### Aim
How many of the lines below hold the word "background"? Answer only with the number.

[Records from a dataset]
* START *

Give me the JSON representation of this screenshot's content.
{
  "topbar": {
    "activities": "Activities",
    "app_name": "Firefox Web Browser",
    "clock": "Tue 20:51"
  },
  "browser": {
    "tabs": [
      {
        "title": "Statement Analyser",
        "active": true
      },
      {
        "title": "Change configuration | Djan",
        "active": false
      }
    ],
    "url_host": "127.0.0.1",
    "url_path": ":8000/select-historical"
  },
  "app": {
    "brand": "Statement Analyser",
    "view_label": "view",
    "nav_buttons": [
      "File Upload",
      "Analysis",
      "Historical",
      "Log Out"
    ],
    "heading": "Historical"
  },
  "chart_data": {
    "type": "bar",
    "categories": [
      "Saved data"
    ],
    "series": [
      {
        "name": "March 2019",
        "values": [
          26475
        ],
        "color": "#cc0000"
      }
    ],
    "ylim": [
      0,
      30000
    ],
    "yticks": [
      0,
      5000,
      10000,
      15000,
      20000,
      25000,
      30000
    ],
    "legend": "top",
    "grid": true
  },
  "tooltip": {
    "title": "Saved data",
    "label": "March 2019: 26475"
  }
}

* END *
* START *

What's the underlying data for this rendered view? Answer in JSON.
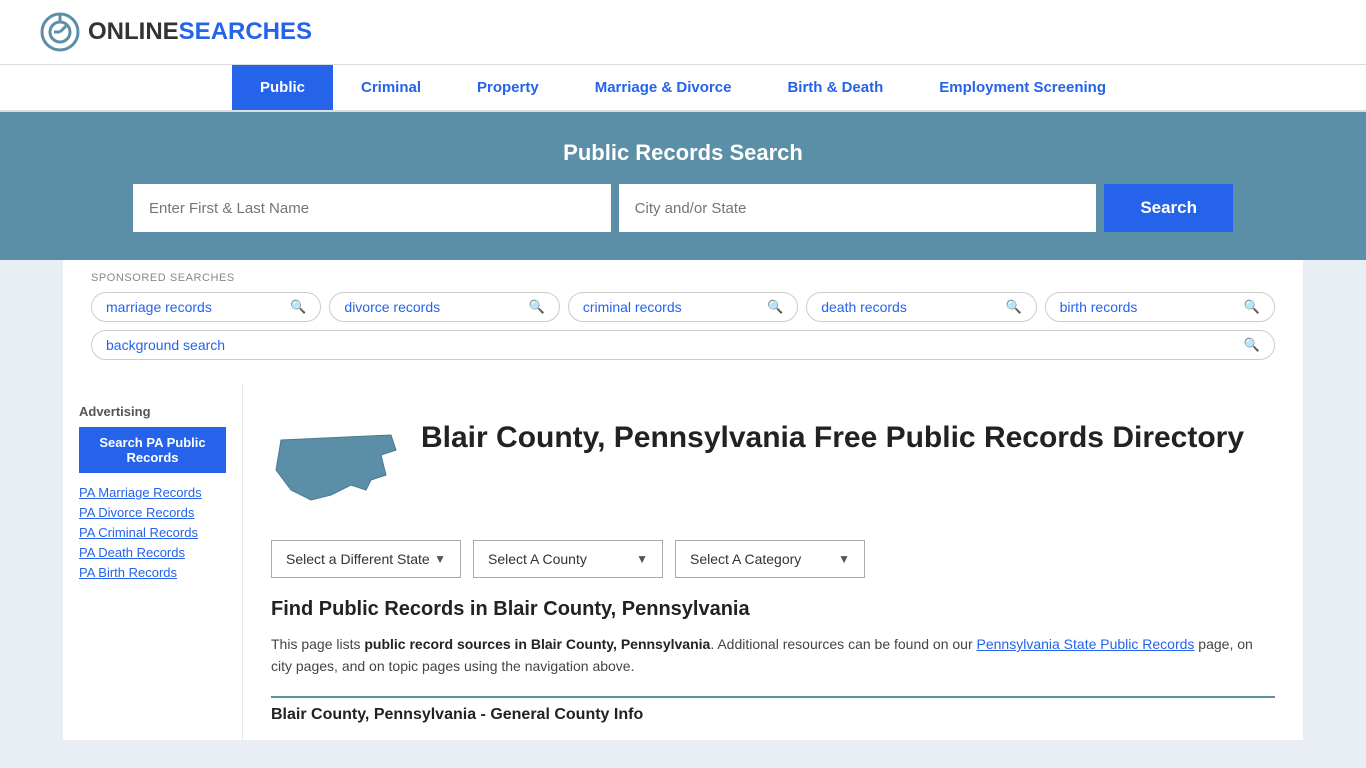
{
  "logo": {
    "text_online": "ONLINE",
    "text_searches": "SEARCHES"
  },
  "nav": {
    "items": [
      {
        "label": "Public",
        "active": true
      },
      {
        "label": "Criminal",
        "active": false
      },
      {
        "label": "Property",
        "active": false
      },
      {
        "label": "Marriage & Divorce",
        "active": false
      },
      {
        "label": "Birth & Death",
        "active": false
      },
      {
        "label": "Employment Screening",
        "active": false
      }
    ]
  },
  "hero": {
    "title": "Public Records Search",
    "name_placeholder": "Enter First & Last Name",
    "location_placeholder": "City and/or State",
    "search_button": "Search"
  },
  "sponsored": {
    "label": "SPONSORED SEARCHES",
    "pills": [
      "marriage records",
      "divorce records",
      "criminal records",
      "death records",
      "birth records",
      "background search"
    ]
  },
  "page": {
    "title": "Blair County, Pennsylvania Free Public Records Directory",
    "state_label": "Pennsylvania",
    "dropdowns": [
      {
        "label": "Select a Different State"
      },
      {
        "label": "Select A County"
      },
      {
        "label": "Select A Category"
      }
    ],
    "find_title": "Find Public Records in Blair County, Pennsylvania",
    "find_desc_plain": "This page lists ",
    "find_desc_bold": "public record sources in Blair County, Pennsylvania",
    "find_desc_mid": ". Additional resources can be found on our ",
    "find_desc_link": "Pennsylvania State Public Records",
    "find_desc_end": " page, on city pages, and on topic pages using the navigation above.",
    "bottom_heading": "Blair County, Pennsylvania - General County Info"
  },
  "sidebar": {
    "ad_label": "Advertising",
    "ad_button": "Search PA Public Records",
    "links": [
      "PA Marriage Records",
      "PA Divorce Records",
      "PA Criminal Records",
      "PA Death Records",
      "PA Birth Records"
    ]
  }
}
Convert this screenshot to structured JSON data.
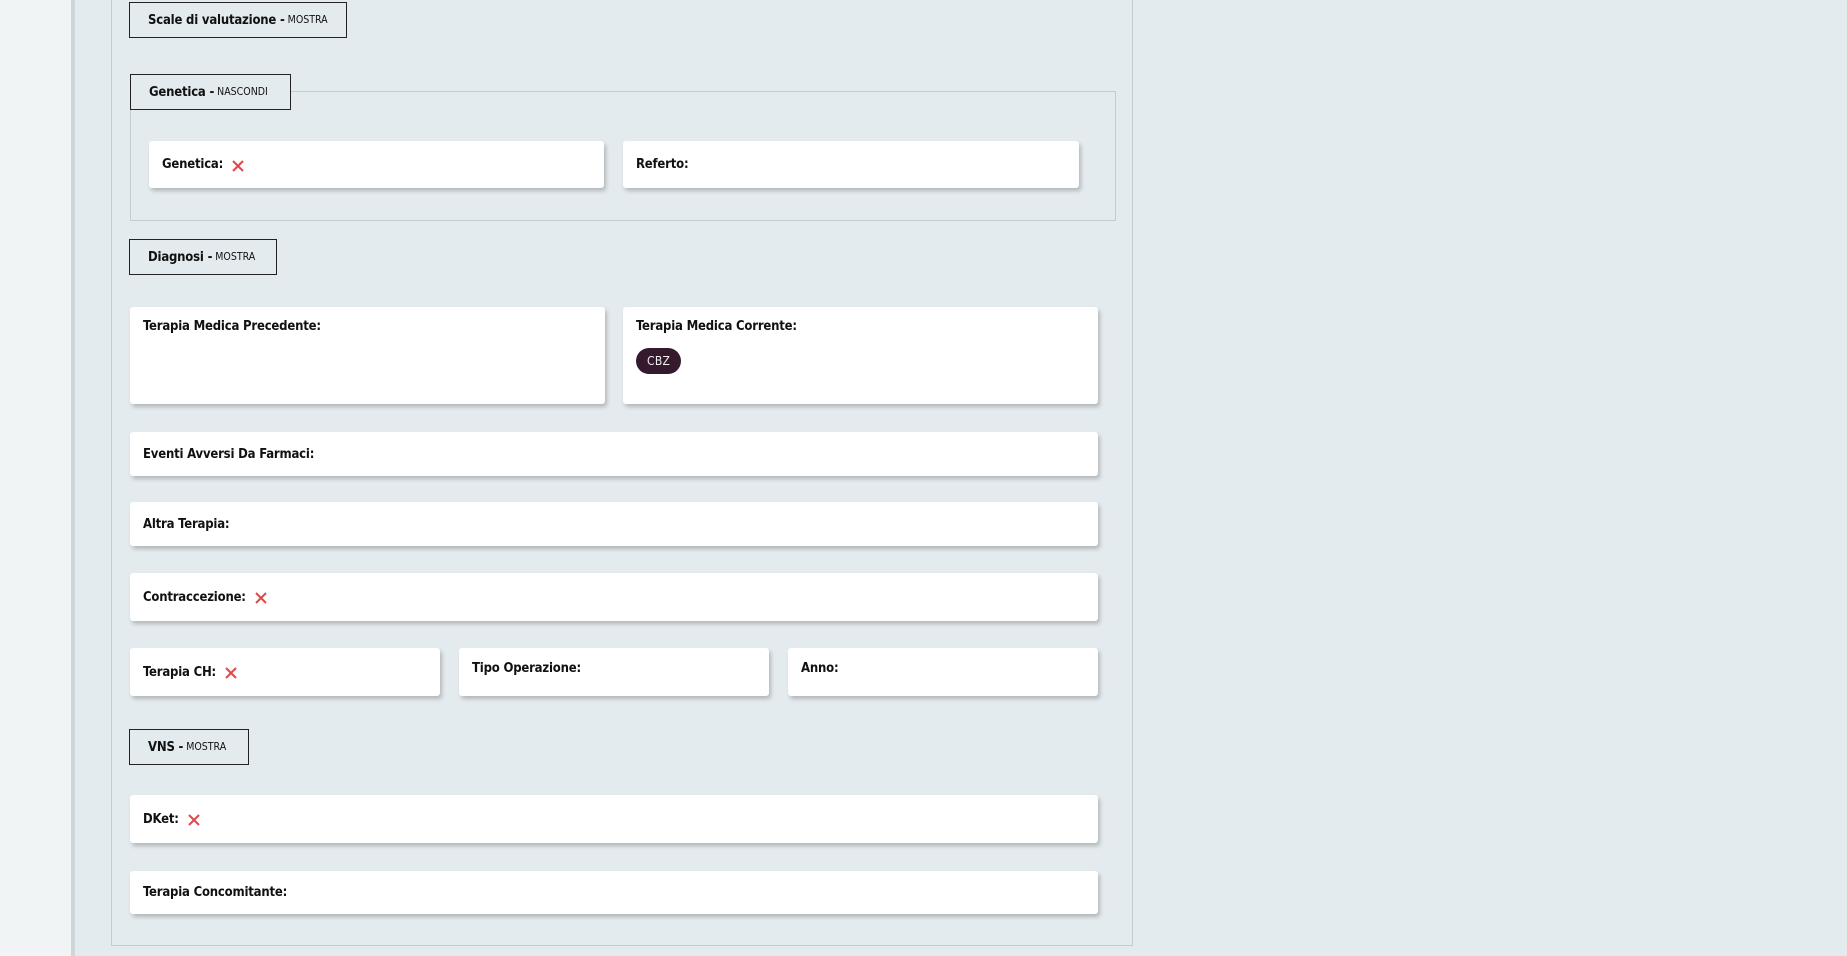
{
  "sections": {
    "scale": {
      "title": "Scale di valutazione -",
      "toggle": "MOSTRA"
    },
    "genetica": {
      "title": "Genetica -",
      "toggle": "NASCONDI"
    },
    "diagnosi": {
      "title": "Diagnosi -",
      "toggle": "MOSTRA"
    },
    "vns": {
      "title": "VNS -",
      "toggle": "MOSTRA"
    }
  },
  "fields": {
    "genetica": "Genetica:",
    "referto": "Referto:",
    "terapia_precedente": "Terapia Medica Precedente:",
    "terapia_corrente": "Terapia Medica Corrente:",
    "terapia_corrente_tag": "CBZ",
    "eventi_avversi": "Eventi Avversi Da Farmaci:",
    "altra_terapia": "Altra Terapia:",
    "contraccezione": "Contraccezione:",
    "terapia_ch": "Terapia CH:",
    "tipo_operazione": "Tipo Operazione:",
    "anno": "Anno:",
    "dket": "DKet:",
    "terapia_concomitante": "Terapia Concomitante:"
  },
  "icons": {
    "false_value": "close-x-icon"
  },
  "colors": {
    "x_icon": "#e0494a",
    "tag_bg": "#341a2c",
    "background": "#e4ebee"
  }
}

* END *

### Full solution
2